[The exercise]
Output the entries verbatim, including every line.

[Available records]
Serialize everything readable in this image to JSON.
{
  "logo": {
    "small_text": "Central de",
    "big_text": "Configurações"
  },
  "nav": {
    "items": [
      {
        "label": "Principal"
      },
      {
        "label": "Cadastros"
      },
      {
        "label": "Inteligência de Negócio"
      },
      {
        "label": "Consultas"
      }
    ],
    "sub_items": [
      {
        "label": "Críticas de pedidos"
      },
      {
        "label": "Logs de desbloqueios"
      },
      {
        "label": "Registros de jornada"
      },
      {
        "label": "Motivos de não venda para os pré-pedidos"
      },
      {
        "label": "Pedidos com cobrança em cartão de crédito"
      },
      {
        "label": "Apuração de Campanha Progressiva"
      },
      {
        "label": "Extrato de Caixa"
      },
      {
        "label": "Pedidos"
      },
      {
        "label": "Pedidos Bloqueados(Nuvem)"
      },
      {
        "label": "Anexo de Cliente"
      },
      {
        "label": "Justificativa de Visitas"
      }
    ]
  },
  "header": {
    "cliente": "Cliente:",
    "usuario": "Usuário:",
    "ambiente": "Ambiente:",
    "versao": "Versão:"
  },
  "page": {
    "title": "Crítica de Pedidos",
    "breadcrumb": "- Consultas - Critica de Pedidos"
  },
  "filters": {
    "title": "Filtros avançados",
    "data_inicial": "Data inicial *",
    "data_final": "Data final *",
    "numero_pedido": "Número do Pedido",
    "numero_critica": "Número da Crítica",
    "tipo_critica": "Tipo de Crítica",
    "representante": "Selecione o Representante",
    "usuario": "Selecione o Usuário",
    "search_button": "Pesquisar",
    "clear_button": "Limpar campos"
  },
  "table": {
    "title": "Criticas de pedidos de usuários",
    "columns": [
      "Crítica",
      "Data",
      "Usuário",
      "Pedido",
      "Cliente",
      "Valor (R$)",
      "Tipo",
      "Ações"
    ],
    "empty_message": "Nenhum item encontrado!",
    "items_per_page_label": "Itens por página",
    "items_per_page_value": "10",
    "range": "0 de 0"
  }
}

[Result]
Serialize everything readable in this image to JSON.
{
  "logo": {
    "small_text": "Central de",
    "big_text": "Configurações"
  },
  "nav": {
    "items": [
      {
        "label": "Principal"
      },
      {
        "label": "Cadastros"
      },
      {
        "label": "Inteligência de Negócio"
      },
      {
        "label": "Consultas"
      }
    ],
    "sub_items": [
      {
        "label": "Críticas de pedidos"
      },
      {
        "label": "Logs de desbloqueios"
      },
      {
        "label": "Registros de jornada"
      },
      {
        "label": "Motivos de não venda para os pré-pedidos"
      },
      {
        "label": "Pedidos com cobrança em cartão de crédito"
      },
      {
        "label": "Apuração de Campanha Progressiva"
      },
      {
        "label": "Extrato de Caixa"
      },
      {
        "label": "Pedidos"
      },
      {
        "label": "Pedidos Bloqueados(Nuvem)"
      },
      {
        "label": "Anexo de Cliente"
      },
      {
        "label": "Justificativa de Visitas"
      }
    ]
  },
  "header": {
    "cliente": "Cliente:",
    "usuario": "Usuário:",
    "ambiente": "Ambiente:",
    "versao": "Versão:"
  },
  "page": {
    "title": "Crítica de Pedidos",
    "breadcrumb": "- Consultas - Critica de Pedidos"
  },
  "filters": {
    "title": "Filtros avançados",
    "data_inicial": "Data inicial *",
    "data_final": "Data final *",
    "numero_pedido": "Número do Pedido",
    "numero_critica": "Número da Crítica",
    "tipo_critica": "Tipo de Crítica",
    "representante": "Selecione o Representante",
    "usuario": "Selecione o Usuário",
    "search_button": "Pesquisar",
    "clear_button": "Limpar campos"
  },
  "table": {
    "title": "Criticas de pedidos de usuários",
    "columns": [
      "Crítica",
      "Data",
      "Usuário",
      "Pedido",
      "Cliente",
      "Valor (R$)",
      "Tipo",
      "Ações"
    ],
    "empty_message": "Nenhum item encontrado!",
    "items_per_page_label": "Itens por página",
    "items_per_page_value": "10",
    "range": "0 de 0"
  }
}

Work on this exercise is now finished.